▶ [OBJECTIVE]:
Find the lines with the string "обеспечивает" and return them.

#### WORKING DATA

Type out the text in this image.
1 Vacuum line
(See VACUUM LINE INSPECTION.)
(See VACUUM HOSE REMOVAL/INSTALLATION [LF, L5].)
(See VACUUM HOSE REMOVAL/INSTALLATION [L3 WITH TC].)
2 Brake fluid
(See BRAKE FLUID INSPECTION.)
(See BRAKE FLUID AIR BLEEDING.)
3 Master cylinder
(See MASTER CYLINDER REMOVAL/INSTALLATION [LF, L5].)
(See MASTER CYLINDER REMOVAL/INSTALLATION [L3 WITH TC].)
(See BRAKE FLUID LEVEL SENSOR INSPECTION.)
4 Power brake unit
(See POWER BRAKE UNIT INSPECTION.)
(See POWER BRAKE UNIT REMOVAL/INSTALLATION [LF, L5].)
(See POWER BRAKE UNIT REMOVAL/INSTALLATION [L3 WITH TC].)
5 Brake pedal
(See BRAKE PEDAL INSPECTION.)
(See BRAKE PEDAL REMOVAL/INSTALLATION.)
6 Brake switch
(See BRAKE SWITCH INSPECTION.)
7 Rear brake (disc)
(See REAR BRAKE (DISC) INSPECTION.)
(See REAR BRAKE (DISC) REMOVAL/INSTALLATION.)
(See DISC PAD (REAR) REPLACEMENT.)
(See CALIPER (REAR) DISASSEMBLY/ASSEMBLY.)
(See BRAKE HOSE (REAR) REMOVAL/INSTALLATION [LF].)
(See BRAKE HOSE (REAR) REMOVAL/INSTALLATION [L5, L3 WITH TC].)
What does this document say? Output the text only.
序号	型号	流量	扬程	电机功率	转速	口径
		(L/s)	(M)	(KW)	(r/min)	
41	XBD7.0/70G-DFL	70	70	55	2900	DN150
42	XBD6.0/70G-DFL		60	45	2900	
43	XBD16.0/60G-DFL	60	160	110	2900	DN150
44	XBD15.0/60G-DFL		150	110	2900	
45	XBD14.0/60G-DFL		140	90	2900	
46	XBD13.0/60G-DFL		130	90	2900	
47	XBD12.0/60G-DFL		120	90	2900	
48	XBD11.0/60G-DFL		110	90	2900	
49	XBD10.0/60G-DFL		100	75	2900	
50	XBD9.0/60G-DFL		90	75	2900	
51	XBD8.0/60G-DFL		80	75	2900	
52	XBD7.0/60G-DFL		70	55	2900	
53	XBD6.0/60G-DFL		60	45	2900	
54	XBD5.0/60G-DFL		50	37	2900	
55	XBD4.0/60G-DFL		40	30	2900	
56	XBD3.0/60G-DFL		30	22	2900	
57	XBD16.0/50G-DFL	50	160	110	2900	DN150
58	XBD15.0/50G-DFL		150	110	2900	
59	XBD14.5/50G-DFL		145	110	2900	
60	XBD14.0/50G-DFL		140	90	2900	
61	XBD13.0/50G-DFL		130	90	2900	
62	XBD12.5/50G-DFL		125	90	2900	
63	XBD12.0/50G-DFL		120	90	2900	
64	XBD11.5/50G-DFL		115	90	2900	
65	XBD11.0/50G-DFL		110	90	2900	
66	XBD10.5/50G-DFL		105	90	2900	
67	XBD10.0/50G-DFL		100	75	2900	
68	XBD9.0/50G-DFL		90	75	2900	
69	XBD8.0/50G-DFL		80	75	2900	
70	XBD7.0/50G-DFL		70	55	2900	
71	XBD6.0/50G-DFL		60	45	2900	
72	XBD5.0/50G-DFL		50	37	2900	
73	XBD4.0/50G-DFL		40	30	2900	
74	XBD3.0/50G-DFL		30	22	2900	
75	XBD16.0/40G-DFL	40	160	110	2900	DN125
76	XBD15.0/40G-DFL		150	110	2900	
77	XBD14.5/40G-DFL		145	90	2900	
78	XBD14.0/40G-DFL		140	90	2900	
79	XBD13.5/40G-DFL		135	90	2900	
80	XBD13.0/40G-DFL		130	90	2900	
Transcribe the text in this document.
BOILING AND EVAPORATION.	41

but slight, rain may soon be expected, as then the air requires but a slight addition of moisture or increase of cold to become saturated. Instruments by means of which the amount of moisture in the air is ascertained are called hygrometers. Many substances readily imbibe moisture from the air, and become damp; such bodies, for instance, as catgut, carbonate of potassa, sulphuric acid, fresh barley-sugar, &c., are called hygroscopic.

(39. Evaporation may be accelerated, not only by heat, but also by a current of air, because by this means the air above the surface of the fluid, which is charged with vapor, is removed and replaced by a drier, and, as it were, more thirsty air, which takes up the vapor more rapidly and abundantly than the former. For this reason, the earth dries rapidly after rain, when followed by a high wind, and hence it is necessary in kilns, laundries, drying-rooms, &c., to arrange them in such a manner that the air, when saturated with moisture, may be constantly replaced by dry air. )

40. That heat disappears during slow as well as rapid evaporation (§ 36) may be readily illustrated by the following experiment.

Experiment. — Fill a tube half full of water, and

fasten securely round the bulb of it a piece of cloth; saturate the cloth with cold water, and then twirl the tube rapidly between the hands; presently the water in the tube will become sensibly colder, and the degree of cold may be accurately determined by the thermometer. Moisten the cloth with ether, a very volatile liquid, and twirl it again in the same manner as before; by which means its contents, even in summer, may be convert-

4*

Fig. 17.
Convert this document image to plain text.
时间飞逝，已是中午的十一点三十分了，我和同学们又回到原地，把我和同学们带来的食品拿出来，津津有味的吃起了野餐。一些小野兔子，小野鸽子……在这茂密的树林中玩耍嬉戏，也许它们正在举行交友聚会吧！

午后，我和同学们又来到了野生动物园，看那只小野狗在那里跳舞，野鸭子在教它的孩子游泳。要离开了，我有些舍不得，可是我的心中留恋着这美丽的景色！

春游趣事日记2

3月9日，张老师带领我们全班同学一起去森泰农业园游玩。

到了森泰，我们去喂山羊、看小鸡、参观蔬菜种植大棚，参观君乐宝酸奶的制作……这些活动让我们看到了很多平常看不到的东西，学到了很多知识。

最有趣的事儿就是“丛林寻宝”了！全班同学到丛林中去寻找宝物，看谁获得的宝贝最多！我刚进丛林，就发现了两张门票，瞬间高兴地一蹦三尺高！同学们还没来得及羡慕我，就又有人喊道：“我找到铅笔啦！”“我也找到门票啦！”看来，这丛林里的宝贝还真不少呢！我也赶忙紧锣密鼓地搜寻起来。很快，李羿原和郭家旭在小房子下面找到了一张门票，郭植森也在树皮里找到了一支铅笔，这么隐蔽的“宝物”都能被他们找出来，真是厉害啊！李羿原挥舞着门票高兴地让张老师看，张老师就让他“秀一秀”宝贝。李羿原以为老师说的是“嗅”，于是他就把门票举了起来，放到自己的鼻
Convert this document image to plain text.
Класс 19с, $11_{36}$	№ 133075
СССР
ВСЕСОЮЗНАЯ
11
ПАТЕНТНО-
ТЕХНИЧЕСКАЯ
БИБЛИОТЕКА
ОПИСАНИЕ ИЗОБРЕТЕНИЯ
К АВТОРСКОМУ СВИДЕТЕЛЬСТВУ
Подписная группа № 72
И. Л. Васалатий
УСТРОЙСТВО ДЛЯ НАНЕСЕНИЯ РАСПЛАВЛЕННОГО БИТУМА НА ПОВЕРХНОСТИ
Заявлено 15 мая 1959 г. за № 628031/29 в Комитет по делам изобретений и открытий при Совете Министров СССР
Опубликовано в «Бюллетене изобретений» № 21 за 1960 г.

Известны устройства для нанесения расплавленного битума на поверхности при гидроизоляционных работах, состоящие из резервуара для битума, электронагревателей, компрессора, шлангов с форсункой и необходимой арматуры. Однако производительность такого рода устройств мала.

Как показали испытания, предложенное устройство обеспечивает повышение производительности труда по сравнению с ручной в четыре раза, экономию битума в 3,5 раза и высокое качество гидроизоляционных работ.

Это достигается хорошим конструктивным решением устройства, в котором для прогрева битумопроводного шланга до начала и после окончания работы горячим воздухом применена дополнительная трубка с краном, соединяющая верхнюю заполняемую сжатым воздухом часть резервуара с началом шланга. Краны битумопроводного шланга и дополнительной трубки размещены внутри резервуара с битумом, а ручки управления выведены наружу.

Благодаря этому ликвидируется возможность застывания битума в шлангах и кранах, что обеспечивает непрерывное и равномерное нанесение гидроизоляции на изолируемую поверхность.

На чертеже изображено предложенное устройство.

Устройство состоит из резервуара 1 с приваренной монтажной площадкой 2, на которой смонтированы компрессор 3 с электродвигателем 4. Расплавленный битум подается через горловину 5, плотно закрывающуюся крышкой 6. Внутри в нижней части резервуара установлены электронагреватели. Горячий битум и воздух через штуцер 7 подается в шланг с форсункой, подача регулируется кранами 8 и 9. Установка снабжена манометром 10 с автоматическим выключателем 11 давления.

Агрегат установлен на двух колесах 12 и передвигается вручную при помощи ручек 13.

########

▶ [OUTPUT OF THE TASK]:
Как показали испытания, предложенное устройство обеспечивает повышение производительности труда по сравнению с ручной в четыре раза, экономию битума в 3,5 раза и высокое качество гидроизоляционных работ.
Благодаря этому ликвидируется возможность застывания битума в шлангах и кранах, что обеспечивает непрерывное и равномерное нанесение гидроизоляции на изолируемую поверхность.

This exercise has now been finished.